(Items from a data source)
┌──

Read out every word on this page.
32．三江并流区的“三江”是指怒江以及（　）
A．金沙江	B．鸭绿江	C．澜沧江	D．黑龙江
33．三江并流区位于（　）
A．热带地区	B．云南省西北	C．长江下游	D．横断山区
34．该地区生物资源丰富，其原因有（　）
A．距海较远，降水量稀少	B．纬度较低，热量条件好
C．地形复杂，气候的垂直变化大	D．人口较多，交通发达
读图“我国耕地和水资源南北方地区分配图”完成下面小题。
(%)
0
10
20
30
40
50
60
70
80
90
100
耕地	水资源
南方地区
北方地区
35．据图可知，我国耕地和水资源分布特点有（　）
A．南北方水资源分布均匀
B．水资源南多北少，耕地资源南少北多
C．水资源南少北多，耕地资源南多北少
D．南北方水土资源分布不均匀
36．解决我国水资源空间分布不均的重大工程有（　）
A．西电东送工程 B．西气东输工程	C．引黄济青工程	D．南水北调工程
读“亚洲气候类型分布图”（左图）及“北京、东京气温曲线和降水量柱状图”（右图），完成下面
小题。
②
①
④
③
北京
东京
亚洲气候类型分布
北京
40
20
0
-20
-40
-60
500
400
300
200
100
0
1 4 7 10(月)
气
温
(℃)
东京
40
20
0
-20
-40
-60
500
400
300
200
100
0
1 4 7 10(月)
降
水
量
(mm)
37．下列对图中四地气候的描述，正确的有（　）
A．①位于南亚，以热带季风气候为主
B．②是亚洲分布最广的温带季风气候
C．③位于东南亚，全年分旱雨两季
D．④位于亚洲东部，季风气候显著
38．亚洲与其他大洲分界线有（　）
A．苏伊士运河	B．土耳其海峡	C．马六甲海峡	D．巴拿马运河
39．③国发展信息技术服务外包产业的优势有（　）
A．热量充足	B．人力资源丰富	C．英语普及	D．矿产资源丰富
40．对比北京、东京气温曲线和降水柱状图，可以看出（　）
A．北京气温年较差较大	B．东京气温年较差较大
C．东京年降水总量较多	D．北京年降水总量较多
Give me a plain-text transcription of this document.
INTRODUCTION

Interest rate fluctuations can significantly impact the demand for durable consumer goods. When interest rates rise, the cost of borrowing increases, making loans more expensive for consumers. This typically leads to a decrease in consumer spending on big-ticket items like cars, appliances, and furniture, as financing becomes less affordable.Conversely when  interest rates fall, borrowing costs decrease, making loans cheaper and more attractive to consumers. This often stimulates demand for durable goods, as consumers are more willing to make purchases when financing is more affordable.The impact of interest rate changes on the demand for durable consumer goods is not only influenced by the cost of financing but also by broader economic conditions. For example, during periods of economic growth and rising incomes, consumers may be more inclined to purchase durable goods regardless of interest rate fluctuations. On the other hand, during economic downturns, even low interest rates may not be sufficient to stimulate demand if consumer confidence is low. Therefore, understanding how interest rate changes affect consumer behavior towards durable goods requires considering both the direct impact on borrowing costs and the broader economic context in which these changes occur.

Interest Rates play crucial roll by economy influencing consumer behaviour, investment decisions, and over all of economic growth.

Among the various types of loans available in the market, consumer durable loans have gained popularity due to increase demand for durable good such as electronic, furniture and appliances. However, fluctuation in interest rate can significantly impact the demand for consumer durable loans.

└──

Exercise description:
Give back the whole listing exactly as it reads.

Task response:
Read out every word on this page.
32．三江并流区的“三江”是指怒江以及（　）
A．金沙江	B．鸭绿江	C．澜沧江	D．黑龙江
33．三江并流区位于（　）
A．热带地区	B．云南省西北	C．长江下游	D．横断山区
34．该地区生物资源丰富，其原因有（　）
A．距海较远，降水量稀少	B．纬度较低，热量条件好
C．地形复杂，气候的垂直变化大	D．人口较多，交通发达
读图“我国耕地和水资源南北方地区分配图”完成下面小题。
(%)
0
10
20
30
40
50
60
70
80
90
100
耕地	水资源
南方地区
北方地区
35．据图可知，我国耕地和水资源分布特点有（　）
A．南北方水资源分布均匀
B．水资源南多北少，耕地资源南少北多
C．水资源南少北多，耕地资源南多北少
D．南北方水土资源分布不均匀
36．解决我国水资源空间分布不均的重大工程有（　）
A．西电东送工程 B．西气东输工程	C．引黄济青工程	D．南水北调工程
读“亚洲气候类型分布图”（左图）及“北京、东京气温曲线和降水量柱状图”（右图），完成下面
小题。
②
①
④
③
北京
东京
亚洲气候类型分布
北京
40
20
0
-20
-40
-60
500
400
300
200
100
0
1 4 7 10(月)
气
温
(℃)
东京
40
20
0
-20
-40
-60
500
400
300
200
100
0
1 4 7 10(月)
降
水
量
(mm)
37．下列对图中四地气候的描述，正确的有（　）
A．①位于南亚，以热带季风气候为主
B．②是亚洲分布最广的温带季风气候
C．③位于东南亚，全年分旱雨两季
D．④位于亚洲东部，季风气候显著
38．亚洲与其他大洲分界线有（　）
A．苏伊士运河	B．土耳其海峡	C．马六甲海峡	D．巴拿马运河
39．③国发展信息技术服务外包产业的优势有（　）
A．热量充足	B．人力资源丰富	C．英语普及	D．矿产资源丰富
40．对比北京、东京气温曲线和降水柱状图，可以看出（　）
A．北京气温年较差较大	B．东京气温年较差较大
C．东京年降水总量较多	D．北京年降水总量较多
Give me a plain-text transcription of this document.
INTRODUCTION

Interest rate fluctuations can significantly impact the demand for durable consumer goods. When interest rates rise, the cost of borrowing increases, making loans more expensive for consumers. This typically leads to a decrease in consumer spending on big-ticket items like cars, appliances, and furniture, as financing becomes less affordable.Conversely when  interest rates fall, borrowing costs decrease, making loans cheaper and more attractive to consumers. This often stimulates demand for durable goods, as consumers are more willing to make purchases when financing is more affordable.The impact of interest rate changes on the demand for durable consumer goods is not only influenced by the cost of financing but also by broader economic conditions. For example, during periods of economic growth and rising incomes, consumers may be more inclined to purchase durable goods regardless of interest rate fluctuations. On the other hand, during economic downturns, even low interest rates may not be sufficient to stimulate demand if consumer confidence is low. Therefore, understanding how interest rate changes affect consumer behavior towards durable goods requires considering both the direct impact on borrowing costs and the broader economic context in which these changes occur.

Interest Rates play crucial roll by economy influencing consumer behaviour, investment decisions, and over all of economic growth.

Among the various types of loans available in the market, consumer durable loans have gained popularity due to increase demand for durable good such as electronic, furniture and appliances. However, fluctuation in interest rate can significantly impact the demand for consumer durable loans.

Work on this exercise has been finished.